# [Aim]
All entries below need to be written out exactly, but without their pictures.

▼

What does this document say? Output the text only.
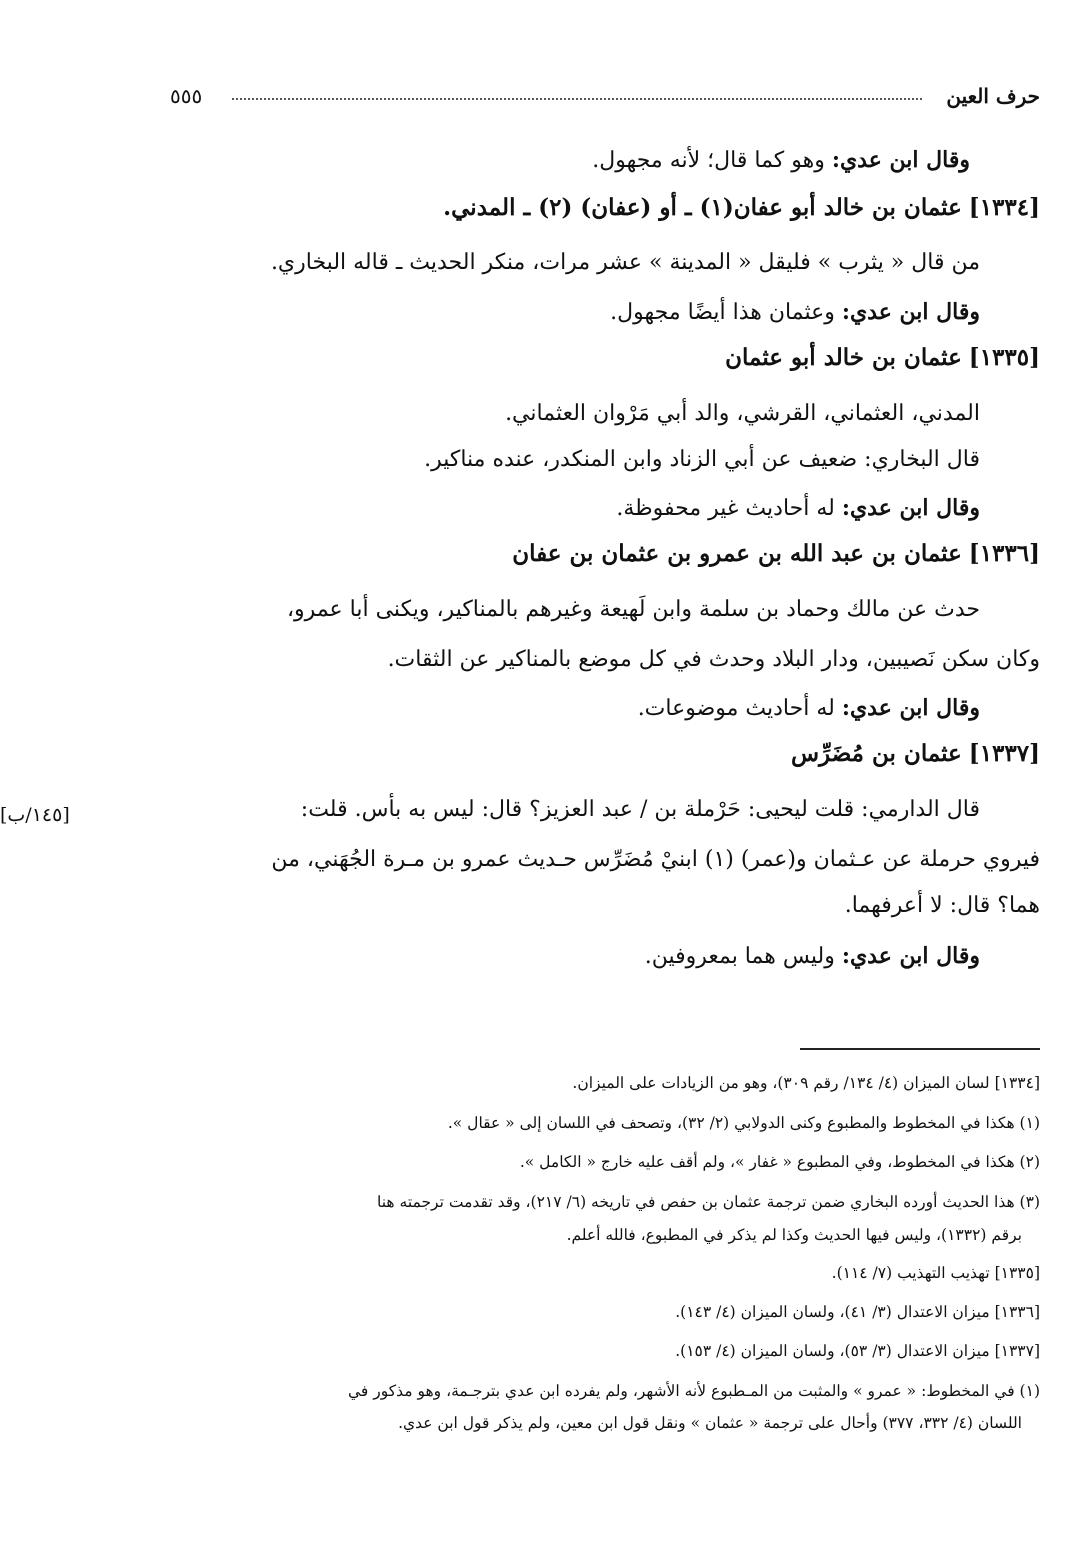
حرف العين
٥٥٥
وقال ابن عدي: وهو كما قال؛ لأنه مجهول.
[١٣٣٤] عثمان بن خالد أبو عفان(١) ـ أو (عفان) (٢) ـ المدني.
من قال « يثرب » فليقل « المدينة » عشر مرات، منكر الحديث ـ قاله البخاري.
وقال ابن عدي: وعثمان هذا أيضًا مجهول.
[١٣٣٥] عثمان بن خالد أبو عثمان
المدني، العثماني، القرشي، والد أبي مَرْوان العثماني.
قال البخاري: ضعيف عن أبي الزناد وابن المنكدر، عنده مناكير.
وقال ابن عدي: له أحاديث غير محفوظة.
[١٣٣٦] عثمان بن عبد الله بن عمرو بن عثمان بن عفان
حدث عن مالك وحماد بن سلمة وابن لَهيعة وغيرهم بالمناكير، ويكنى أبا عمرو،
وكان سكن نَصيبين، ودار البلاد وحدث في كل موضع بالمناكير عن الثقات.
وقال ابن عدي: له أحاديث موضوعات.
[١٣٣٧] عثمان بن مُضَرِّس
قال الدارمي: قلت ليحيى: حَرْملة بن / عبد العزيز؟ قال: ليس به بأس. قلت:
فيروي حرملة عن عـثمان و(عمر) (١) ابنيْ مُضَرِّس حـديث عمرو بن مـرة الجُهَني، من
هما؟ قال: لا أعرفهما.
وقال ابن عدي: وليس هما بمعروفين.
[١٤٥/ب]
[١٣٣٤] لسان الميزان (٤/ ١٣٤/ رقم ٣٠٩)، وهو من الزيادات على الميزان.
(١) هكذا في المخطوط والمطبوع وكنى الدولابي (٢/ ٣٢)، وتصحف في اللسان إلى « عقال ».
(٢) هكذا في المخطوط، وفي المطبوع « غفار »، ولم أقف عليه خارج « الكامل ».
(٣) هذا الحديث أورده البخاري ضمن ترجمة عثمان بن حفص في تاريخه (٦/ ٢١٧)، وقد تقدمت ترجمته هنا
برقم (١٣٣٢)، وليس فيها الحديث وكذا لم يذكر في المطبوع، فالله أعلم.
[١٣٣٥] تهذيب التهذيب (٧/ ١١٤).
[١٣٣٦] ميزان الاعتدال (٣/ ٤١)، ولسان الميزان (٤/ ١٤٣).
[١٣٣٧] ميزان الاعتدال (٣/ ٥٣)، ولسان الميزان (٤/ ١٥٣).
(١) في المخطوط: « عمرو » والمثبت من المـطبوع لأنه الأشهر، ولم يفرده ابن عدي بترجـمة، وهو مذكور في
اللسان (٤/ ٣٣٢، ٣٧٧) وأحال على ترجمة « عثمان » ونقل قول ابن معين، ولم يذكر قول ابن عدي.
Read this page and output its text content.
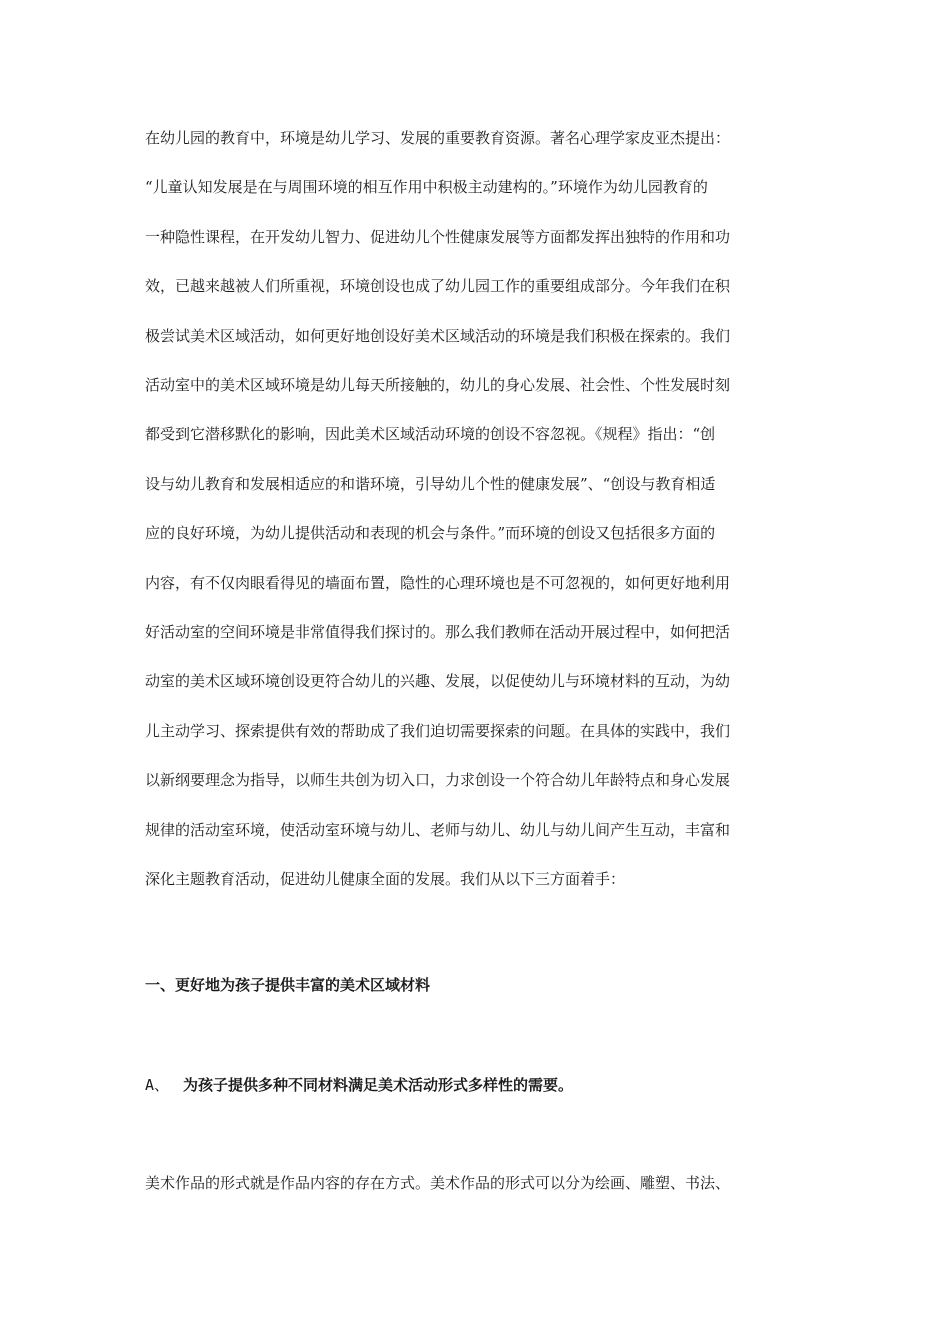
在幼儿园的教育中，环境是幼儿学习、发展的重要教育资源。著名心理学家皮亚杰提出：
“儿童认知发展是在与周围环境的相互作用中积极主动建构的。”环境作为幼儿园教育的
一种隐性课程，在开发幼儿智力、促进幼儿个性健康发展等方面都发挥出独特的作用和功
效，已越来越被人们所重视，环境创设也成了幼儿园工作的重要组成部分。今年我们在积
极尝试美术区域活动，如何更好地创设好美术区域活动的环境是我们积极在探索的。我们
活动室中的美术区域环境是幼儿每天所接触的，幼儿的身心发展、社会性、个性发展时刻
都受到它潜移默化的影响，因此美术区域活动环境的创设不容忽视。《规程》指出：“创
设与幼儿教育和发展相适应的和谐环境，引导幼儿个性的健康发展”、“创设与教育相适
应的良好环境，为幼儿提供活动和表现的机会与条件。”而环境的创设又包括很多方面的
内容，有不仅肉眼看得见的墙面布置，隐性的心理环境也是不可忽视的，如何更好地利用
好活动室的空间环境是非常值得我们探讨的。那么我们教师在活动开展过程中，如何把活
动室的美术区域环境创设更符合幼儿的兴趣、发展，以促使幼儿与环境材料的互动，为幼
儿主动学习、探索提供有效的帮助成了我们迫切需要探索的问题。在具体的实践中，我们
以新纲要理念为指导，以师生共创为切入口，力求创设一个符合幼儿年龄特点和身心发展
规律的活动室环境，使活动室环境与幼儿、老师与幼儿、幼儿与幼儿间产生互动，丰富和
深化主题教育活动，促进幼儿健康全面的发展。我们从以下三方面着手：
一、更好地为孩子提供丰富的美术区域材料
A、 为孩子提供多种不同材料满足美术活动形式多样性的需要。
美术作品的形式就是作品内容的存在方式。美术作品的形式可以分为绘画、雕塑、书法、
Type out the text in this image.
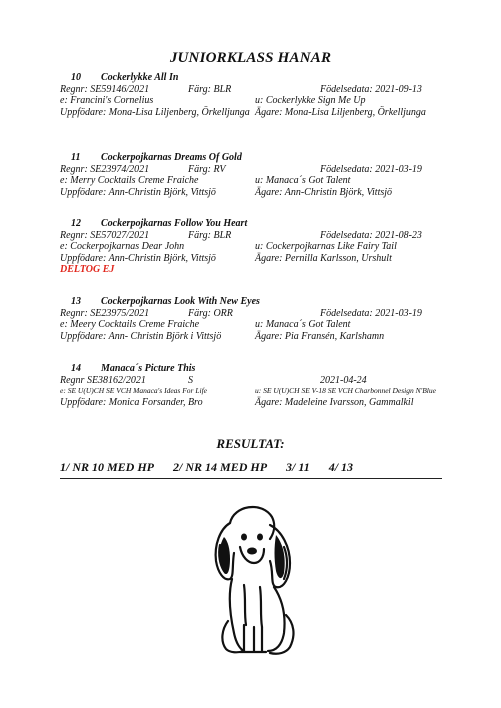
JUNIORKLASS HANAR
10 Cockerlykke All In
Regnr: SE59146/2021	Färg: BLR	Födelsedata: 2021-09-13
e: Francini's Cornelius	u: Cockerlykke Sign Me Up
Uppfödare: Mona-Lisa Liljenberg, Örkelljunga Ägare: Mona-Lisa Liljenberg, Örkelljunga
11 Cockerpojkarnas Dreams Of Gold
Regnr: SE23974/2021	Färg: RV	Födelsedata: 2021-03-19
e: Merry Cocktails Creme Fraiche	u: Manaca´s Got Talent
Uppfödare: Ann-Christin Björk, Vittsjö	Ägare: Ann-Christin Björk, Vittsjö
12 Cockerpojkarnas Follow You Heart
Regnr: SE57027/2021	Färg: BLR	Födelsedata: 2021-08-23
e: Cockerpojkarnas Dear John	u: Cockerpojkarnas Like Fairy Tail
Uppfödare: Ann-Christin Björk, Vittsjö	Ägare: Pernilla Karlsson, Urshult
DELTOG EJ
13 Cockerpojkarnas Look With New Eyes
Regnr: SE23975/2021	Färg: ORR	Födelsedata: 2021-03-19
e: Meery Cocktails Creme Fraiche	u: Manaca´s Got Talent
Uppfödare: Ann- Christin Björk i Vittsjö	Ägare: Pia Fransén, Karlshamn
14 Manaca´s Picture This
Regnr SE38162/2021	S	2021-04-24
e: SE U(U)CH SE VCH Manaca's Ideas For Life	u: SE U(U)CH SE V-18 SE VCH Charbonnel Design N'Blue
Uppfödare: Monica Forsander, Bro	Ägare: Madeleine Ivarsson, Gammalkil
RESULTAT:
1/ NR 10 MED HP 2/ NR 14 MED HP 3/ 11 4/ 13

▲

# [Task result]
What does this document say? Output the text only.
حرف العين
٥٥٥
وقال ابن عدي: وهو كما قال؛ لأنه مجهول.
[١٣٣٤] عثمان بن خالد أبو عفان(١) ـ أو (عفان) (٢) ـ المدني.
من قال « يثرب » فليقل « المدينة » عشر مرات، منكر الحديث ـ قاله البخاري.
وقال ابن عدي: وعثمان هذا أيضًا مجهول.
[١٣٣٥] عثمان بن خالد أبو عثمان
المدني، العثماني، القرشي، والد أبي مَرْوان العثماني.
قال البخاري: ضعيف عن أبي الزناد وابن المنكدر، عنده مناكير.
وقال ابن عدي: له أحاديث غير محفوظة.
[١٣٣٦] عثمان بن عبد الله بن عمرو بن عثمان بن عفان
حدث عن مالك وحماد بن سلمة وابن لَهيعة وغيرهم بالمناكير، ويكنى أبا عمرو،
وكان سكن نَصيبين، ودار البلاد وحدث في كل موضع بالمناكير عن الثقات.
وقال ابن عدي: له أحاديث موضوعات.
[١٣٣٧] عثمان بن مُضَرِّس
قال الدارمي: قلت ليحيى: حَرْملة بن / عبد العزيز؟ قال: ليس به بأس. قلت:
فيروي حرملة عن عـثمان و(عمر) (١) ابنيْ مُضَرِّس حـديث عمرو بن مـرة الجُهَني، من
هما؟ قال: لا أعرفهما.
وقال ابن عدي: وليس هما بمعروفين.
[١٤٥/ب]
[١٣٣٤] لسان الميزان (٤/ ١٣٤/ رقم ٣٠٩)، وهو من الزيادات على الميزان.
(١) هكذا في المخطوط والمطبوع وكنى الدولابي (٢/ ٣٢)، وتصحف في اللسان إلى « عقال ».
(٢) هكذا في المخطوط، وفي المطبوع « غفار »، ولم أقف عليه خارج « الكامل ».
(٣) هذا الحديث أورده البخاري ضمن ترجمة عثمان بن حفص في تاريخه (٦/ ٢١٧)، وقد تقدمت ترجمته هنا
برقم (١٣٣٢)، وليس فيها الحديث وكذا لم يذكر في المطبوع، فالله أعلم.
[١٣٣٥] تهذيب التهذيب (٧/ ١١٤).
[١٣٣٦] ميزان الاعتدال (٣/ ٤١)، ولسان الميزان (٤/ ١٤٣).
[١٣٣٧] ميزان الاعتدال (٣/ ٥٣)، ولسان الميزان (٤/ ١٥٣).
(١) في المخطوط: « عمرو » والمثبت من المـطبوع لأنه الأشهر، ولم يفرده ابن عدي بترجـمة، وهو مذكور في
اللسان (٤/ ٣٣٢، ٣٧٧) وأحال على ترجمة « عثمان » ونقل قول ابن معين، ولم يذكر قول ابن عدي.
Read this page and output its text content.
在幼儿园的教育中，环境是幼儿学习、发展的重要教育资源。著名心理学家皮亚杰提出：
“儿童认知发展是在与周围环境的相互作用中积极主动建构的。”环境作为幼儿园教育的
一种隐性课程，在开发幼儿智力、促进幼儿个性健康发展等方面都发挥出独特的作用和功
效，已越来越被人们所重视，环境创设也成了幼儿园工作的重要组成部分。今年我们在积
极尝试美术区域活动，如何更好地创设好美术区域活动的环境是我们积极在探索的。我们
活动室中的美术区域环境是幼儿每天所接触的，幼儿的身心发展、社会性、个性发展时刻
都受到它潜移默化的影响，因此美术区域活动环境的创设不容忽视。《规程》指出：“创
设与幼儿教育和发展相适应的和谐环境，引导幼儿个性的健康发展”、“创设与教育相适
应的良好环境，为幼儿提供活动和表现的机会与条件。”而环境的创设又包括很多方面的
内容，有不仅肉眼看得见的墙面布置，隐性的心理环境也是不可忽视的，如何更好地利用
好活动室的空间环境是非常值得我们探讨的。那么我们教师在活动开展过程中，如何把活
动室的美术区域环境创设更符合幼儿的兴趣、发展，以促使幼儿与环境材料的互动，为幼
儿主动学习、探索提供有效的帮助成了我们迫切需要探索的问题。在具体的实践中，我们
以新纲要理念为指导，以师生共创为切入口，力求创设一个符合幼儿年龄特点和身心发展
规律的活动室环境，使活动室环境与幼儿、老师与幼儿、幼儿与幼儿间产生互动，丰富和
深化主题教育活动，促进幼儿健康全面的发展。我们从以下三方面着手：
一、更好地为孩子提供丰富的美术区域材料
A、 为孩子提供多种不同材料满足美术活动形式多样性的需要。
美术作品的形式就是作品内容的存在方式。美术作品的形式可以分为绘画、雕塑、书法、
Type out the text in this image.
JUNIORKLASS HANAR
10 Cockerlykke All In
Regnr: SE59146/2021	Färg: BLR	Födelsedata: 2021-09-13
e: Francini's Cornelius	u: Cockerlykke Sign Me Up
Uppfödare: Mona-Lisa Liljenberg, Örkelljunga Ägare: Mona-Lisa Liljenberg, Örkelljunga
11 Cockerpojkarnas Dreams Of Gold
Regnr: SE23974/2021	Färg: RV	Födelsedata: 2021-03-19
e: Merry Cocktails Creme Fraiche	u: Manaca´s Got Talent
Uppfödare: Ann-Christin Björk, Vittsjö	Ägare: Ann-Christin Björk, Vittsjö
12 Cockerpojkarnas Follow You Heart
Regnr: SE57027/2021	Färg: BLR	Födelsedata: 2021-08-23
e: Cockerpojkarnas Dear John	u: Cockerpojkarnas Like Fairy Tail
Uppfödare: Ann-Christin Björk, Vittsjö	Ägare: Pernilla Karlsson, Urshult
DELTOG EJ
13 Cockerpojkarnas Look With New Eyes
Regnr: SE23975/2021	Färg: ORR	Födelsedata: 2021-03-19
e: Meery Cocktails Creme Fraiche	u: Manaca´s Got Talent
Uppfödare: Ann- Christin Björk i Vittsjö	Ägare: Pia Fransén, Karlshamn
14 Manaca´s Picture This
Regnr SE38162/2021	S	2021-04-24
e: SE U(U)CH SE VCH Manaca's Ideas For Life	u: SE U(U)CH SE V-18 SE VCH Charbonnel Design N'Blue
Uppfödare: Monica Forsander, Bro	Ägare: Madeleine Ivarsson, Gammalkil
RESULTAT:
1/ NR 10 MED HP 2/ NR 14 MED HP 3/ 11 4/ 13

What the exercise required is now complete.